>> Start Provided records

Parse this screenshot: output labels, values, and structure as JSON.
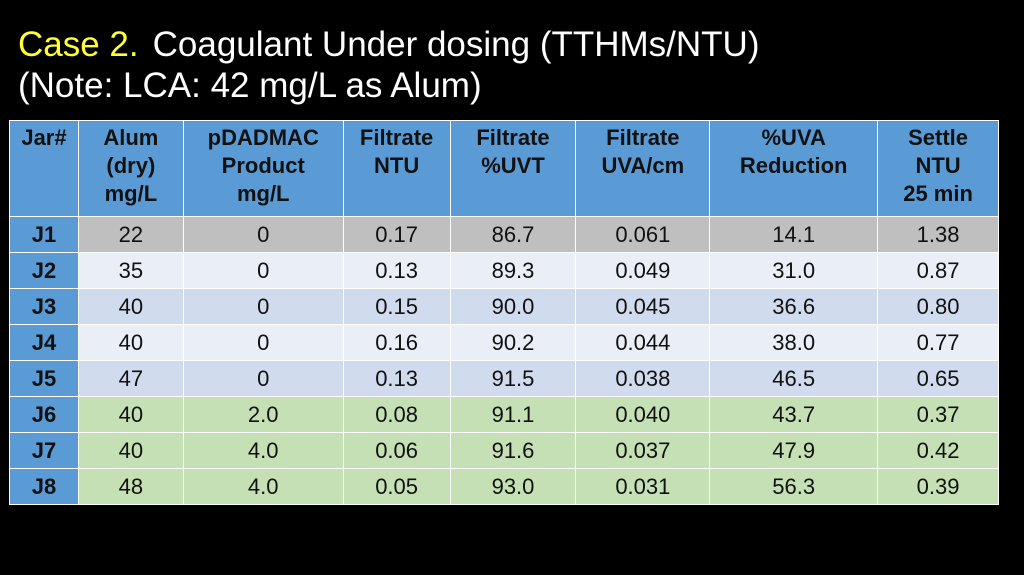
{
  "title": {
    "case": "Case 2.",
    "heading": "Coagulant Under dosing (TTHMs/NTU)",
    "note": "(Note: LCA: 42 mg/L as Alum)"
  },
  "table": {
    "header": [
      [
        "Jar#"
      ],
      [
        "Alum",
        "(dry)",
        "mg/L"
      ],
      [
        "pDADMAC",
        "Product",
        "mg/L"
      ],
      [
        "Filtrate",
        "NTU"
      ],
      [
        "Filtrate",
        "%UVT"
      ],
      [
        "Filtrate",
        "UVA/cm"
      ],
      [
        "%UVA",
        "Reduction"
      ],
      [
        "Settle",
        "NTU",
        "25 min"
      ]
    ],
    "rows": [
      [
        "J1",
        "22",
        "0",
        "0.17",
        "86.7",
        "0.061",
        "14.1",
        "1.38"
      ],
      [
        "J2",
        "35",
        "0",
        "0.13",
        "89.3",
        "0.049",
        "31.0",
        "0.87"
      ],
      [
        "J3",
        "40",
        "0",
        "0.15",
        "90.0",
        "0.045",
        "36.6",
        "0.80"
      ],
      [
        "J4",
        "40",
        "0",
        "0.16",
        "90.2",
        "0.044",
        "38.0",
        "0.77"
      ],
      [
        "J5",
        "47",
        "0",
        "0.13",
        "91.5",
        "0.038",
        "46.5",
        "0.65"
      ],
      [
        "J6",
        "40",
        "2.0",
        "0.08",
        "91.1",
        "0.040",
        "43.7",
        "0.37"
      ],
      [
        "J7",
        "40",
        "4.0",
        "0.06",
        "91.6",
        "0.037",
        "47.9",
        "0.42"
      ],
      [
        "J8",
        "48",
        "4.0",
        "0.05",
        "93.0",
        "0.031",
        "56.3",
        "0.39"
      ]
    ]
  }
}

>> End Provided records

### Aim
Copy the listing in full and without alteration, omitting every picture.

### Output for this exercise
Parse this screenshot: output labels, values, and structure as JSON.
{
  "title": {
    "case": "Case 2.",
    "heading": "Coagulant Under dosing (TTHMs/NTU)",
    "note": "(Note: LCA: 42 mg/L as Alum)"
  },
  "table": {
    "header": [
      [
        "Jar#"
      ],
      [
        "Alum",
        "(dry)",
        "mg/L"
      ],
      [
        "pDADMAC",
        "Product",
        "mg/L"
      ],
      [
        "Filtrate",
        "NTU"
      ],
      [
        "Filtrate",
        "%UVT"
      ],
      [
        "Filtrate",
        "UVA/cm"
      ],
      [
        "%UVA",
        "Reduction"
      ],
      [
        "Settle",
        "NTU",
        "25 min"
      ]
    ],
    "rows": [
      [
        "J1",
        "22",
        "0",
        "0.17",
        "86.7",
        "0.061",
        "14.1",
        "1.38"
      ],
      [
        "J2",
        "35",
        "0",
        "0.13",
        "89.3",
        "0.049",
        "31.0",
        "0.87"
      ],
      [
        "J3",
        "40",
        "0",
        "0.15",
        "90.0",
        "0.045",
        "36.6",
        "0.80"
      ],
      [
        "J4",
        "40",
        "0",
        "0.16",
        "90.2",
        "0.044",
        "38.0",
        "0.77"
      ],
      [
        "J5",
        "47",
        "0",
        "0.13",
        "91.5",
        "0.038",
        "46.5",
        "0.65"
      ],
      [
        "J6",
        "40",
        "2.0",
        "0.08",
        "91.1",
        "0.040",
        "43.7",
        "0.37"
      ],
      [
        "J7",
        "40",
        "4.0",
        "0.06",
        "91.6",
        "0.037",
        "47.9",
        "0.42"
      ],
      [
        "J8",
        "48",
        "4.0",
        "0.05",
        "93.0",
        "0.031",
        "56.3",
        "0.39"
      ]
    ]
  }
}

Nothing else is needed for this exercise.